[Task requirements]
Restate, word for word, every line of the data.

------------------------

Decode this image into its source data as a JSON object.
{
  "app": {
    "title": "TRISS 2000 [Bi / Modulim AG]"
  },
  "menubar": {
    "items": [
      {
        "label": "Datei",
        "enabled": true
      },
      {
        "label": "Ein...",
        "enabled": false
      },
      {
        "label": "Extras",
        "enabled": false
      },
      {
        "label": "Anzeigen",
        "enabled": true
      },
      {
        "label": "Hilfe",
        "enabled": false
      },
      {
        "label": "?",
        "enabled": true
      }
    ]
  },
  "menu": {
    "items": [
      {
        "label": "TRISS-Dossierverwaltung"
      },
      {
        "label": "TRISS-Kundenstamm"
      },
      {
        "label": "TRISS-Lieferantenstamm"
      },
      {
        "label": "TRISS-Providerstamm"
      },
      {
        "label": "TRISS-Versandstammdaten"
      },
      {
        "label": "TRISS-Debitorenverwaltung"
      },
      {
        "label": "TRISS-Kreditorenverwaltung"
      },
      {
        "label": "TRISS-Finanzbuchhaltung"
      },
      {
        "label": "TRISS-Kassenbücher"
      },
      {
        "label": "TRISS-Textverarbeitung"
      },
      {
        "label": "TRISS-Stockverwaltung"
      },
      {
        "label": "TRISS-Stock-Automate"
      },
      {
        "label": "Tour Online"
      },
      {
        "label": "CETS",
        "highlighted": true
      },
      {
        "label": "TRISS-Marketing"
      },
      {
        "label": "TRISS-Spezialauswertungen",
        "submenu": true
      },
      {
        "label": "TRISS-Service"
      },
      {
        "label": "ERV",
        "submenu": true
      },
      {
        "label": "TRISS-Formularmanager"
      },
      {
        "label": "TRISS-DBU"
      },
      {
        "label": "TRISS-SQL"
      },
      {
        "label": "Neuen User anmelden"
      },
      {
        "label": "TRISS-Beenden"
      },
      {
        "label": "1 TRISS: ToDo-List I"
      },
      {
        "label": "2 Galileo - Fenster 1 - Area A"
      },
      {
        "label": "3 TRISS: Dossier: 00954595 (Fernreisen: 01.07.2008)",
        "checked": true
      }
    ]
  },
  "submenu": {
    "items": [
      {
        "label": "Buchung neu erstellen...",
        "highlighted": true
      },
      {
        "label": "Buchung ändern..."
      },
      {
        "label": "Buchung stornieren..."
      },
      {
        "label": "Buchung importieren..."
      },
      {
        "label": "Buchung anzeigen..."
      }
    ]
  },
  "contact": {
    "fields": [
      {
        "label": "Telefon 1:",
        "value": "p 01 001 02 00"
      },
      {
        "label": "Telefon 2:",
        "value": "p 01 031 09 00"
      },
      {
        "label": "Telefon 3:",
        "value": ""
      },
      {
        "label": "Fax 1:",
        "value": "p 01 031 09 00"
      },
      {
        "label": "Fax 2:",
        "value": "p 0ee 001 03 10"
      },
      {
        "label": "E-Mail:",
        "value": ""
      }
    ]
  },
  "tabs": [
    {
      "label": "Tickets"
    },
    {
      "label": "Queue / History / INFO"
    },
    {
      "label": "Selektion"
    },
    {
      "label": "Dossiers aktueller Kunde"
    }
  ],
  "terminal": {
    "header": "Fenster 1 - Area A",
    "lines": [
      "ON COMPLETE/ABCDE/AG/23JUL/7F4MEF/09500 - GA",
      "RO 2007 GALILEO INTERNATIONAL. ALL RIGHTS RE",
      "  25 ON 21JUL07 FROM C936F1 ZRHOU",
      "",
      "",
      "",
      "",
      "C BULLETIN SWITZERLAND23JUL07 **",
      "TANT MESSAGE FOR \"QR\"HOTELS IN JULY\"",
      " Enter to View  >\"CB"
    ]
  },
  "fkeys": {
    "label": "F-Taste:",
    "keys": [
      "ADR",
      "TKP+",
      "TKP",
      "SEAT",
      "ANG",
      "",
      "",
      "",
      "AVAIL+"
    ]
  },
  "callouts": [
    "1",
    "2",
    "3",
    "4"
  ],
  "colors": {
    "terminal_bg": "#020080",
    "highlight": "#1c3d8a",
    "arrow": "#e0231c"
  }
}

------------------------

[Answer]
Decode this image into its source data as a JSON object.
{
  "app": {
    "title": "TRISS 2000 [Bi / Modulim AG]"
  },
  "menubar": {
    "items": [
      {
        "label": "Datei",
        "enabled": true
      },
      {
        "label": "Ein...",
        "enabled": false
      },
      {
        "label": "Extras",
        "enabled": false
      },
      {
        "label": "Anzeigen",
        "enabled": true
      },
      {
        "label": "Hilfe",
        "enabled": false
      },
      {
        "label": "?",
        "enabled": true
      }
    ]
  },
  "menu": {
    "items": [
      {
        "label": "TRISS-Dossierverwaltung"
      },
      {
        "label": "TRISS-Kundenstamm"
      },
      {
        "label": "TRISS-Lieferantenstamm"
      },
      {
        "label": "TRISS-Providerstamm"
      },
      {
        "label": "TRISS-Versandstammdaten"
      },
      {
        "label": "TRISS-Debitorenverwaltung"
      },
      {
        "label": "TRISS-Kreditorenverwaltung"
      },
      {
        "label": "TRISS-Finanzbuchhaltung"
      },
      {
        "label": "TRISS-Kassenbücher"
      },
      {
        "label": "TRISS-Textverarbeitung"
      },
      {
        "label": "TRISS-Stockverwaltung"
      },
      {
        "label": "TRISS-Stock-Automate"
      },
      {
        "label": "Tour Online"
      },
      {
        "label": "CETS",
        "highlighted": true
      },
      {
        "label": "TRISS-Marketing"
      },
      {
        "label": "TRISS-Spezialauswertungen",
        "submenu": true
      },
      {
        "label": "TRISS-Service"
      },
      {
        "label": "ERV",
        "submenu": true
      },
      {
        "label": "TRISS-Formularmanager"
      },
      {
        "label": "TRISS-DBU"
      },
      {
        "label": "TRISS-SQL"
      },
      {
        "label": "Neuen User anmelden"
      },
      {
        "label": "TRISS-Beenden"
      },
      {
        "label": "1 TRISS: ToDo-List I"
      },
      {
        "label": "2 Galileo - Fenster 1 - Area A"
      },
      {
        "label": "3 TRISS: Dossier: 00954595 (Fernreisen: 01.07.2008)",
        "checked": true
      }
    ]
  },
  "submenu": {
    "items": [
      {
        "label": "Buchung neu erstellen...",
        "highlighted": true
      },
      {
        "label": "Buchung ändern..."
      },
      {
        "label": "Buchung stornieren..."
      },
      {
        "label": "Buchung importieren..."
      },
      {
        "label": "Buchung anzeigen..."
      }
    ]
  },
  "contact": {
    "fields": [
      {
        "label": "Telefon 1:",
        "value": "p 01 001 02 00"
      },
      {
        "label": "Telefon 2:",
        "value": "p 01 031 09 00"
      },
      {
        "label": "Telefon 3:",
        "value": ""
      },
      {
        "label": "Fax 1:",
        "value": "p 01 031 09 00"
      },
      {
        "label": "Fax 2:",
        "value": "p 0ee 001 03 10"
      },
      {
        "label": "E-Mail:",
        "value": ""
      }
    ]
  },
  "tabs": [
    {
      "label": "Tickets"
    },
    {
      "label": "Queue / History / INFO"
    },
    {
      "label": "Selektion"
    },
    {
      "label": "Dossiers aktueller Kunde"
    }
  ],
  "terminal": {
    "header": "Fenster 1 - Area A",
    "lines": [
      "ON COMPLETE/ABCDE/AG/23JUL/7F4MEF/09500 - GA",
      "RO 2007 GALILEO INTERNATIONAL. ALL RIGHTS RE",
      "  25 ON 21JUL07 FROM C936F1 ZRHOU",
      "",
      "",
      "",
      "",
      "C BULLETIN SWITZERLAND23JUL07 **",
      "TANT MESSAGE FOR \"QR\"HOTELS IN JULY\"",
      " Enter to View  >\"CB"
    ]
  },
  "fkeys": {
    "label": "F-Taste:",
    "keys": [
      "ADR",
      "TKP+",
      "TKP",
      "SEAT",
      "ANG",
      "",
      "",
      "",
      "AVAIL+"
    ]
  },
  "callouts": [
    "1",
    "2",
    "3",
    "4"
  ],
  "colors": {
    "terminal_bg": "#020080",
    "highlight": "#1c3d8a",
    "arrow": "#e0231c"
  }
}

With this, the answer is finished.